→ **WORK REQUIRED**
Copy out only those lines running from the line with "Output the text content of this document." to the end of the listing, keeping each one exactly as it is.

==================================================

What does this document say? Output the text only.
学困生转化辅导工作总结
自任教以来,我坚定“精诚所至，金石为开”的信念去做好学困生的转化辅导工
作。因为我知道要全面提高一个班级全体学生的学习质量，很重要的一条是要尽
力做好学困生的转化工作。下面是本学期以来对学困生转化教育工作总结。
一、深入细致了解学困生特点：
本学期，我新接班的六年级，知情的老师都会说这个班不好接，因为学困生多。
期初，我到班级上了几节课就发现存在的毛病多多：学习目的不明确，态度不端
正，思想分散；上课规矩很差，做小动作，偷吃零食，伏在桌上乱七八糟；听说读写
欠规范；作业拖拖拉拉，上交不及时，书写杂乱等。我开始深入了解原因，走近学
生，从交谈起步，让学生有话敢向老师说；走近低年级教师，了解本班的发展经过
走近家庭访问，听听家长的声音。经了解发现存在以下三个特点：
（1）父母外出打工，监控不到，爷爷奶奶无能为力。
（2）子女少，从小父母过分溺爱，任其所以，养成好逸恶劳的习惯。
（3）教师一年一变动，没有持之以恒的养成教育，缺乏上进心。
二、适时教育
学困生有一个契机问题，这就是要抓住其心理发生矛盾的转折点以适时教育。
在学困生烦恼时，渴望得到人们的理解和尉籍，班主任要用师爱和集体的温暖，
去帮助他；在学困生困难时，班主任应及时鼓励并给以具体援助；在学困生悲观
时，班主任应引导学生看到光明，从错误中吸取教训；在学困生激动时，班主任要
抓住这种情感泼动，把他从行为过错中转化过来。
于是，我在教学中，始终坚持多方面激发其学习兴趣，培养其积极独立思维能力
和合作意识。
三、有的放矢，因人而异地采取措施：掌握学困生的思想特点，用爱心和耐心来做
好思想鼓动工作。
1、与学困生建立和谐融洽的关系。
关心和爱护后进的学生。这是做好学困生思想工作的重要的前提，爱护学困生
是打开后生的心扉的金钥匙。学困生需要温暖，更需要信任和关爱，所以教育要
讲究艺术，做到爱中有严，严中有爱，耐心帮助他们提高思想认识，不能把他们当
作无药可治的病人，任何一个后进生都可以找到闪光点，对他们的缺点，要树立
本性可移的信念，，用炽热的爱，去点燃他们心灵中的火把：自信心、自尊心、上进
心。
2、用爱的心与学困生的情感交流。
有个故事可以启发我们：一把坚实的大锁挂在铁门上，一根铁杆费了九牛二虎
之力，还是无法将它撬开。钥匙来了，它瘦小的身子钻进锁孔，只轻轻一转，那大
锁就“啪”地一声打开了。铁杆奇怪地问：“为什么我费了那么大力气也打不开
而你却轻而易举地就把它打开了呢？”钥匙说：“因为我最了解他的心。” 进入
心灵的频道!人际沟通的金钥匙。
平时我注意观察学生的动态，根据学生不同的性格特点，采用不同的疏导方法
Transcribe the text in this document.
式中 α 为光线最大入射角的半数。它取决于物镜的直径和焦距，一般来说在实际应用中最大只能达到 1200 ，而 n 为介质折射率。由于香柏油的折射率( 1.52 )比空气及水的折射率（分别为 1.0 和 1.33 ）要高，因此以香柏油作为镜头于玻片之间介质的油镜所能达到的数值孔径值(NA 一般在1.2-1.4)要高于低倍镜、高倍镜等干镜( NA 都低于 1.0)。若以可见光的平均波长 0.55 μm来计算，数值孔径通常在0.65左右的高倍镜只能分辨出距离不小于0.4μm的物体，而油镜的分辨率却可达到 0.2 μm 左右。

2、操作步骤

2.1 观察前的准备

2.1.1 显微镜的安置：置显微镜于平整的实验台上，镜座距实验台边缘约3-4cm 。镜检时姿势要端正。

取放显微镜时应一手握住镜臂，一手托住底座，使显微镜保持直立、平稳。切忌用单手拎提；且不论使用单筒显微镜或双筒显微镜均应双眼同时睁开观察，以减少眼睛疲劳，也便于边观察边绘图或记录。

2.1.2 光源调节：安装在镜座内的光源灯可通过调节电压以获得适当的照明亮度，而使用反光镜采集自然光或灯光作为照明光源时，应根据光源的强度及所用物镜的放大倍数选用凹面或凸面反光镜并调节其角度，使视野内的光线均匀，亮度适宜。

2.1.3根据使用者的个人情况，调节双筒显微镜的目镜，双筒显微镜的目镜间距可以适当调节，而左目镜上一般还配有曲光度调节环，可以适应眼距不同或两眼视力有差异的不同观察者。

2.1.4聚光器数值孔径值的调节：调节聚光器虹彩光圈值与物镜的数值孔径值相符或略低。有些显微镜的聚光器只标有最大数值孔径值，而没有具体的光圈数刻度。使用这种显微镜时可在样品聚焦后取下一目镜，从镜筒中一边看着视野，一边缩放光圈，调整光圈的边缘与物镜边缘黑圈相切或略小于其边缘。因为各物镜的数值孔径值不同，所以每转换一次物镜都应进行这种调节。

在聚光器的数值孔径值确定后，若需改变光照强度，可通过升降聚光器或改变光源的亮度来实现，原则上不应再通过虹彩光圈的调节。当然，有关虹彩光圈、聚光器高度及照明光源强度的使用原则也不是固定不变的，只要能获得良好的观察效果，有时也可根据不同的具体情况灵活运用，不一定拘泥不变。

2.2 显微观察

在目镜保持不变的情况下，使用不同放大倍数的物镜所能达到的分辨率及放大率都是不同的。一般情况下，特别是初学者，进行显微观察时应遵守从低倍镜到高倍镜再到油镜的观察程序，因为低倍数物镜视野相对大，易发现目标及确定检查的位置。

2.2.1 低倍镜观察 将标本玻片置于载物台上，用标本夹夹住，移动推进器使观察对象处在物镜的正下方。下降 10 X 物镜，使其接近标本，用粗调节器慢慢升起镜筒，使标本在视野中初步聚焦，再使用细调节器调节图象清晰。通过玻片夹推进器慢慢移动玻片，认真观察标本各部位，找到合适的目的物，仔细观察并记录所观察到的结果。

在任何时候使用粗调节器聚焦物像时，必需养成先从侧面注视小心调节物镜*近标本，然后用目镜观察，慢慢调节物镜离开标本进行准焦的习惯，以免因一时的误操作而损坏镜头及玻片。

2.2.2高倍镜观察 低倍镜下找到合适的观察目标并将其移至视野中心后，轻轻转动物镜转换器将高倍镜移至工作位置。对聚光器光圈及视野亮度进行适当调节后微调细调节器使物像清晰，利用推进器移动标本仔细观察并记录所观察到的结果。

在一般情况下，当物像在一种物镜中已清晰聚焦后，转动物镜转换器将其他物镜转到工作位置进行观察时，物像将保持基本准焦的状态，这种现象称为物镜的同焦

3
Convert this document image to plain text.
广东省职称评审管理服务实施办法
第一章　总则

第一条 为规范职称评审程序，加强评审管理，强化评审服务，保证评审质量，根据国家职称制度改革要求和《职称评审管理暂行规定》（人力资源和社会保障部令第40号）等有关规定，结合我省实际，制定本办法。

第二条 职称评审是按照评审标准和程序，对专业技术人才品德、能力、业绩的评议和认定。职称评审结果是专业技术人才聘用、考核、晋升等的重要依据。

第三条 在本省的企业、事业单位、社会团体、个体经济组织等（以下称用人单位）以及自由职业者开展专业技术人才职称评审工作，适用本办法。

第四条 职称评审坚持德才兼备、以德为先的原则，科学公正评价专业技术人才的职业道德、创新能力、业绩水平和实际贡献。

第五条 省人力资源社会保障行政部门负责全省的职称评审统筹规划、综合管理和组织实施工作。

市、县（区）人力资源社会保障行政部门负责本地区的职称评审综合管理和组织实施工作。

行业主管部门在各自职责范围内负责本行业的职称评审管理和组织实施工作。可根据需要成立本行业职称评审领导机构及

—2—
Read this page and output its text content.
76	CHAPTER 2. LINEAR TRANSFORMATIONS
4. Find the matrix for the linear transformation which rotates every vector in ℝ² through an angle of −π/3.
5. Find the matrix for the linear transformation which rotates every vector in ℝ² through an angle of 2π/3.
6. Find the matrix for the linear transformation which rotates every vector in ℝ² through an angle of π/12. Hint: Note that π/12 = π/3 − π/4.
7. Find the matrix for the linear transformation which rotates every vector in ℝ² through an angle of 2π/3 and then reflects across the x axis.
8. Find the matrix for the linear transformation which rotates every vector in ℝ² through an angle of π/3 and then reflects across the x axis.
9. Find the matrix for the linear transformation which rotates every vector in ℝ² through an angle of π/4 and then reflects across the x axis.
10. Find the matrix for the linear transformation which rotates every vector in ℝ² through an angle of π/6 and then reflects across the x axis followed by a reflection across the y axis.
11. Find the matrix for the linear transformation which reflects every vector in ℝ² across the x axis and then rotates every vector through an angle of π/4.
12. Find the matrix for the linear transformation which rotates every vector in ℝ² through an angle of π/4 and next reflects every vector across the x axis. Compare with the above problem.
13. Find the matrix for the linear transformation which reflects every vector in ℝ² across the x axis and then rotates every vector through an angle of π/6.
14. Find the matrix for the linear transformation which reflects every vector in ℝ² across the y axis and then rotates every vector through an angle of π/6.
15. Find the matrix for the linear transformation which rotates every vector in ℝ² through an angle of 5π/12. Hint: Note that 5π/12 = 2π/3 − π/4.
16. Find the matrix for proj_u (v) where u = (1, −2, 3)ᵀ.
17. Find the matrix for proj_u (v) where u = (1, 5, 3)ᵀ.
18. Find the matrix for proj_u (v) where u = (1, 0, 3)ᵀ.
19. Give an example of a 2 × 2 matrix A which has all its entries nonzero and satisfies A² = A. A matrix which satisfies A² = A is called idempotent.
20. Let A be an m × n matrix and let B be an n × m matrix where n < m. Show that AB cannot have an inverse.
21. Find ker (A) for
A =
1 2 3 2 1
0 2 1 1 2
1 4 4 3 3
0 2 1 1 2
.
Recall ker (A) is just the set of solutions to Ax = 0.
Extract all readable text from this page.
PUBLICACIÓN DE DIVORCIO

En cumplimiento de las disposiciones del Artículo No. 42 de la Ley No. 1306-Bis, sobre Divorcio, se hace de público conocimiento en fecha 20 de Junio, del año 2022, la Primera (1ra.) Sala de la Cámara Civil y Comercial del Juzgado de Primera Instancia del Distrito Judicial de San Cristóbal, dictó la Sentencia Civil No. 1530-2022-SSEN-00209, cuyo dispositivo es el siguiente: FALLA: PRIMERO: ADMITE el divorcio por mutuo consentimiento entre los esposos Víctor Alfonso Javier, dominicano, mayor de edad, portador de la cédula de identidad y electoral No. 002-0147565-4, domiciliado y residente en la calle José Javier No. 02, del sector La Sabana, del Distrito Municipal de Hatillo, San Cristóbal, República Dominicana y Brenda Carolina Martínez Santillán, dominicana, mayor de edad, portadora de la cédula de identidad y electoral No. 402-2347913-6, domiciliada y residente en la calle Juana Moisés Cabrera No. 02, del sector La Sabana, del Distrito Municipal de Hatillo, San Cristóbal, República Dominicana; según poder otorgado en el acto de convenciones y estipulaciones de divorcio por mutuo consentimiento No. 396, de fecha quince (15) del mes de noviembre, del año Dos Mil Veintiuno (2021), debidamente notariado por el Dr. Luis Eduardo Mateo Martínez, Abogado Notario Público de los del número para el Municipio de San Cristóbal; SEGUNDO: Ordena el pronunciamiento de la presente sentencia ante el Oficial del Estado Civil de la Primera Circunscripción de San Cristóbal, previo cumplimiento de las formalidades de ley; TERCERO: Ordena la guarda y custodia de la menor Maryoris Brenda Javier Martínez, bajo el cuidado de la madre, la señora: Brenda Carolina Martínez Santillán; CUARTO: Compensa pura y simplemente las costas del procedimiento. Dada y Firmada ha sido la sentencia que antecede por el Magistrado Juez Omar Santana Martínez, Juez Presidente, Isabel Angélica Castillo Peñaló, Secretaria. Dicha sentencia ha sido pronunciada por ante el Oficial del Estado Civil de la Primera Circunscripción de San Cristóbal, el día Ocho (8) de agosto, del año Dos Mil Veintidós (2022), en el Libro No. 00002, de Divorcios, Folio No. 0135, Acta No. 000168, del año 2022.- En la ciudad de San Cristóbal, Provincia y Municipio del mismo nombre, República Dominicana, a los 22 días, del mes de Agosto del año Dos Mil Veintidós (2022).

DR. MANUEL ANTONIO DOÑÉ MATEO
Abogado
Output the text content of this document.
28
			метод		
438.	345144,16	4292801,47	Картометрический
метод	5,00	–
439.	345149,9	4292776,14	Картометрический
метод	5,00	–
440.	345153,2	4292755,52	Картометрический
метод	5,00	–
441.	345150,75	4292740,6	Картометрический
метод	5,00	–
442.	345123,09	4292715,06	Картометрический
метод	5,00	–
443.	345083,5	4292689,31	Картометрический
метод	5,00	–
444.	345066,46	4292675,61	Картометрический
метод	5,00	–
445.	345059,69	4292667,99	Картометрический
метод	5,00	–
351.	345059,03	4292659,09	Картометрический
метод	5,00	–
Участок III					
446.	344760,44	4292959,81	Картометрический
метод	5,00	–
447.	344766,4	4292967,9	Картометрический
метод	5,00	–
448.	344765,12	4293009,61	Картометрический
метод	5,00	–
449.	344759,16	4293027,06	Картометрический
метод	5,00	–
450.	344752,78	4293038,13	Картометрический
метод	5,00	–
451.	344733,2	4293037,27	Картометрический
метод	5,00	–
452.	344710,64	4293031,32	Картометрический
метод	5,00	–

==================================================

→ **RESULT**
Output the text content of this document.
28
			метод		
438.	345144,16	4292801,47	Картометрический
метод	5,00	–
439.	345149,9	4292776,14	Картометрический
метод	5,00	–
440.	345153,2	4292755,52	Картометрический
метод	5,00	–
441.	345150,75	4292740,6	Картометрический
метод	5,00	–
442.	345123,09	4292715,06	Картометрический
метод	5,00	–
443.	345083,5	4292689,31	Картометрический
метод	5,00	–
444.	345066,46	4292675,61	Картометрический
метод	5,00	–
445.	345059,69	4292667,99	Картометрический
метод	5,00	–
351.	345059,03	4292659,09	Картометрический
метод	5,00	–
Участок III					
446.	344760,44	4292959,81	Картометрический
метод	5,00	–
447.	344766,4	4292967,9	Картометрический
метод	5,00	–
448.	344765,12	4293009,61	Картометрический
метод	5,00	–
449.	344759,16	4293027,06	Картометрический
метод	5,00	–
450.	344752,78	4293038,13	Картометрический
метод	5,00	–
451.	344733,2	4293037,27	Картометрический
метод	5,00	–
452.	344710,64	4293031,32	Картометрический
метод	5,00	–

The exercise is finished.